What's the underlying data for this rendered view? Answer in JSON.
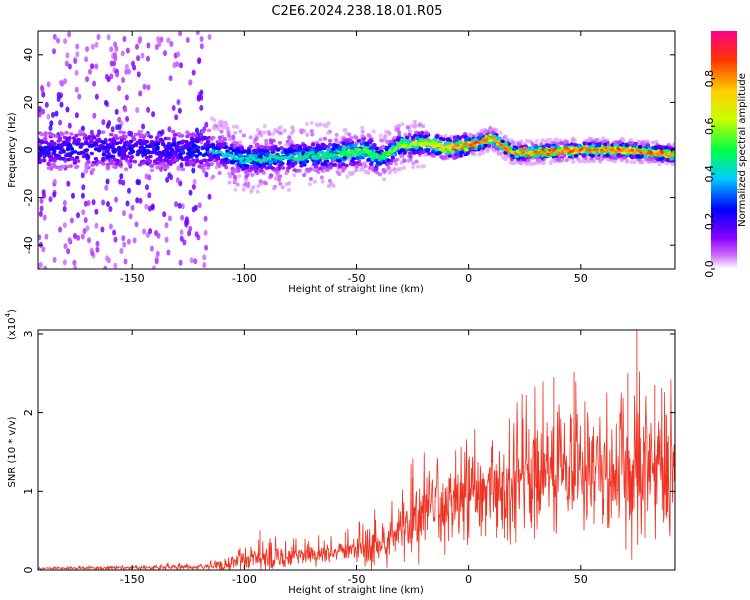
{
  "title": "C2E6.2024.238.18.01.R05",
  "colors": {
    "spectrogram_background": "#ffffff",
    "snr_line": "#ee3322",
    "axis": "#000000"
  },
  "chart_data": [
    {
      "type": "heatmap",
      "name": "spectrogram",
      "xlabel": "Height of straight line (km)",
      "ylabel": "Frequency (Hz)",
      "xlim": [
        -192,
        92
      ],
      "ylim": [
        -50,
        50
      ],
      "xticks": [
        -150,
        -100,
        -50,
        0,
        50
      ],
      "yticks": [
        -40,
        -20,
        0,
        20,
        40
      ],
      "colorbar": {
        "label": "Normalized spectral amplitude",
        "range": [
          0.0,
          1.0
        ],
        "ticks": [
          "0.0",
          "0.2",
          "0.4",
          "0.6",
          "0.8"
        ],
        "tick_values": [
          0.0,
          0.2,
          0.4,
          0.6,
          0.8
        ],
        "colormap": [
          "#ffffff",
          "#8800ff",
          "#0000ff",
          "#00ffff",
          "#00ff00",
          "#ffff00",
          "#ff8800",
          "#ff0000",
          "#ff0088"
        ]
      },
      "ridge": {
        "description": "frequency centre of the signal ridge versus height",
        "heights": [
          -192,
          -150,
          -115,
          -100,
          -80,
          -60,
          -45,
          -40,
          -30,
          -20,
          -10,
          0,
          5,
          10,
          15,
          20,
          30,
          50,
          70,
          92
        ],
        "frequency_hz": [
          0,
          0,
          0,
          -4,
          -3,
          -2,
          0,
          -4,
          2,
          3,
          1,
          2,
          3,
          5,
          2,
          -1,
          -1,
          0,
          0,
          -2
        ],
        "peak_amplitude": [
          0.35,
          0.35,
          0.4,
          0.45,
          0.45,
          0.5,
          0.55,
          0.5,
          0.6,
          0.65,
          0.75,
          0.85,
          0.9,
          0.8,
          0.85,
          0.8,
          0.85,
          0.85,
          0.85,
          0.85
        ]
      }
    },
    {
      "type": "line",
      "name": "snr",
      "xlabel": "Height of straight line (km)",
      "ylabel": "SNR (10 * v/v)",
      "y_multiplier": "(x10",
      "y_multiplier_exp": "4",
      "y_multiplier_close": ")",
      "xlim": [
        -192,
        92
      ],
      "ylim": [
        0,
        3.05
      ],
      "xticks": [
        -150,
        -100,
        -50,
        0,
        50
      ],
      "yticks": [
        0,
        1,
        2,
        3
      ],
      "envelope": {
        "description": "approximate mean SNR (x10^4) and spike amplitude versus height",
        "heights": [
          -192,
          -150,
          -120,
          -105,
          -95,
          -80,
          -60,
          -50,
          -40,
          -30,
          -20,
          -10,
          0,
          10,
          20,
          30,
          40,
          50,
          60,
          70,
          80,
          92
        ],
        "mean": [
          0.02,
          0.03,
          0.04,
          0.08,
          0.15,
          0.18,
          0.22,
          0.3,
          0.35,
          0.55,
          0.7,
          0.8,
          0.95,
          1.0,
          1.05,
          1.2,
          1.3,
          1.35,
          1.3,
          1.25,
          1.3,
          1.35
        ],
        "spread": [
          0.01,
          0.02,
          0.03,
          0.08,
          0.15,
          0.12,
          0.12,
          0.15,
          0.25,
          0.35,
          0.4,
          0.45,
          0.45,
          0.5,
          0.55,
          0.6,
          0.65,
          0.7,
          0.65,
          0.7,
          0.7,
          0.7
        ]
      },
      "notable_peaks": [
        {
          "x": -93,
          "y": 0.5
        },
        {
          "x": -55,
          "y": 0.48
        },
        {
          "x": -25,
          "y": 1.17
        },
        {
          "x": 0,
          "y": 1.4
        },
        {
          "x": 38,
          "y": 2.45
        },
        {
          "x": 47,
          "y": 2.52
        },
        {
          "x": 71,
          "y": 2.5
        },
        {
          "x": 75,
          "y": 3.05
        },
        {
          "x": 83,
          "y": 2.35
        },
        {
          "x": 88,
          "y": 1.98
        }
      ]
    }
  ]
}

+++++

## TO BE DONE
Pull out all lines of the data with the string "mean".

## SOLUTION FOR THIS EXERCISE
        "description": "approximate mean SNR (x10^4) and spike amplitude versus height",
        "mean": [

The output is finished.